## PROBLEM:
For every line in the records that has the word "XX机电科技有限公司", make a copy.

## SUPPLIED DATA:
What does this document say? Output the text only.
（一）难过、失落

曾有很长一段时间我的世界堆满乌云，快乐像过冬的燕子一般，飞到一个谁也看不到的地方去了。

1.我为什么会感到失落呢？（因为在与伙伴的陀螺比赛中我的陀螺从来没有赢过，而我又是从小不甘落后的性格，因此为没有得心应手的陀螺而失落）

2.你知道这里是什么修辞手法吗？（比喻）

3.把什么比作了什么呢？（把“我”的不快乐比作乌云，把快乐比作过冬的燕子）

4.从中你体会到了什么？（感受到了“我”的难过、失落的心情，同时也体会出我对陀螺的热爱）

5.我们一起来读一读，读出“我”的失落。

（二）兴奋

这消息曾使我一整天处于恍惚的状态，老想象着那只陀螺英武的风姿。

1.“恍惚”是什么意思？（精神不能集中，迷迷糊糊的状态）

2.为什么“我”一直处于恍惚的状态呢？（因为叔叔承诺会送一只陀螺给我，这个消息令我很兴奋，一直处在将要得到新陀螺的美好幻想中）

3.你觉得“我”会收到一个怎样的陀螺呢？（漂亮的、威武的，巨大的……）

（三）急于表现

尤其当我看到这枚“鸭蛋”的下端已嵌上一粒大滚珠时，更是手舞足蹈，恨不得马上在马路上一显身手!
--
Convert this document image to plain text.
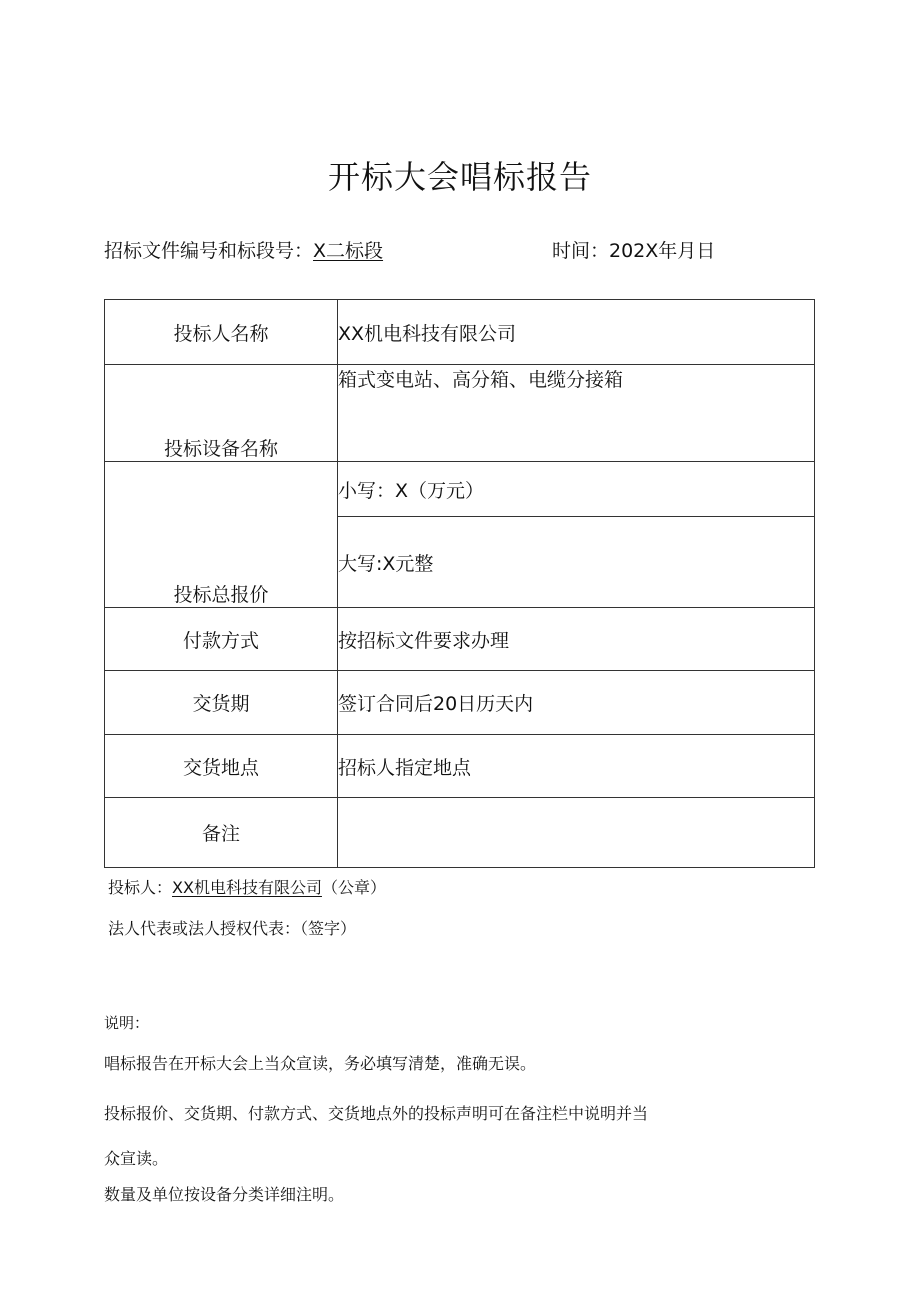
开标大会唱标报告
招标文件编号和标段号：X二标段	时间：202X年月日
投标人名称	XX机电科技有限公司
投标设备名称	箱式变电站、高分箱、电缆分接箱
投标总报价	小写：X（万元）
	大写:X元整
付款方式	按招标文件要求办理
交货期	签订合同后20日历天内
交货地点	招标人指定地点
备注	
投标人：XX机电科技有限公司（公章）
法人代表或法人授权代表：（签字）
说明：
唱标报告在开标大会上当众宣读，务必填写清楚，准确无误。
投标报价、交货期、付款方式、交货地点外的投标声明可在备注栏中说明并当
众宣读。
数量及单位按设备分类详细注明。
* * *
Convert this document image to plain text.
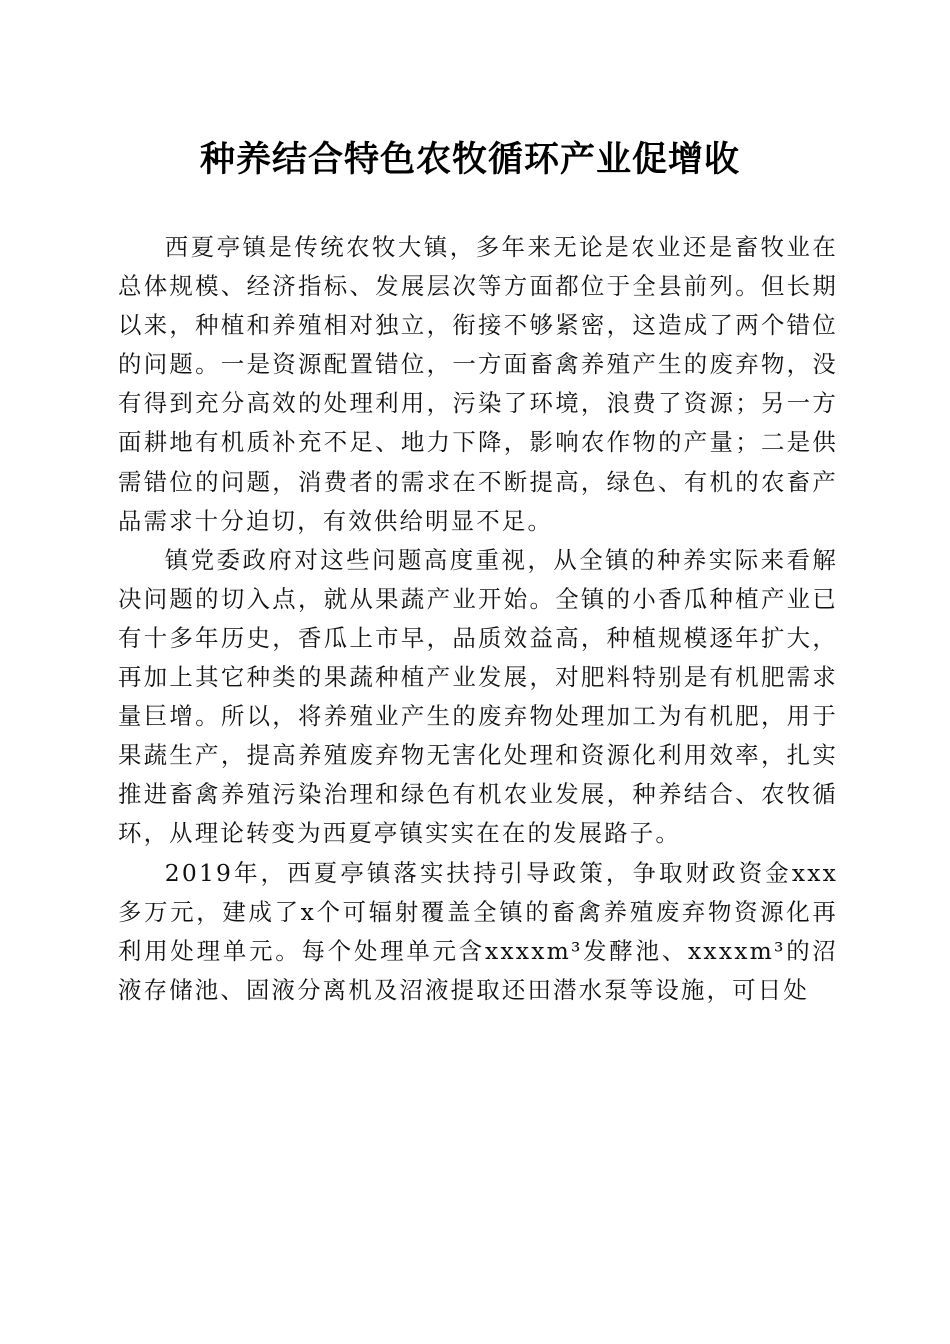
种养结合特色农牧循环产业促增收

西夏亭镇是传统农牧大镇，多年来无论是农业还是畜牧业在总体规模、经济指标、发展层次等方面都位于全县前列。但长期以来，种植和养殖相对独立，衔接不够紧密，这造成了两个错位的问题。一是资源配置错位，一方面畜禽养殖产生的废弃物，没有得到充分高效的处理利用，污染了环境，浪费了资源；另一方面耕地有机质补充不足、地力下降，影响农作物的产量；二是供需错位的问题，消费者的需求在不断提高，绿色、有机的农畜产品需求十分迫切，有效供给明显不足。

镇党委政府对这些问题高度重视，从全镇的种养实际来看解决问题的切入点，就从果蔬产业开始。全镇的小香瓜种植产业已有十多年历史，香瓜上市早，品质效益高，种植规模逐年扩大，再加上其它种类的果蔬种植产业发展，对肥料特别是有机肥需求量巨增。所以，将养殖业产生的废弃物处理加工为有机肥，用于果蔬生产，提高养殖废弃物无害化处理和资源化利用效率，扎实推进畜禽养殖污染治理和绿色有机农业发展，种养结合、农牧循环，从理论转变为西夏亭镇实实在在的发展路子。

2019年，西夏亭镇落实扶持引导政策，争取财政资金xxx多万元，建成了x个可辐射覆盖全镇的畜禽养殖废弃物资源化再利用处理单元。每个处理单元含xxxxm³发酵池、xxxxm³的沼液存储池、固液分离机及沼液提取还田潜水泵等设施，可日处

## FINISHED EXERCISE:
投标人名称	XX机电科技有限公司
投标人：XX机电科技有限公司（公章）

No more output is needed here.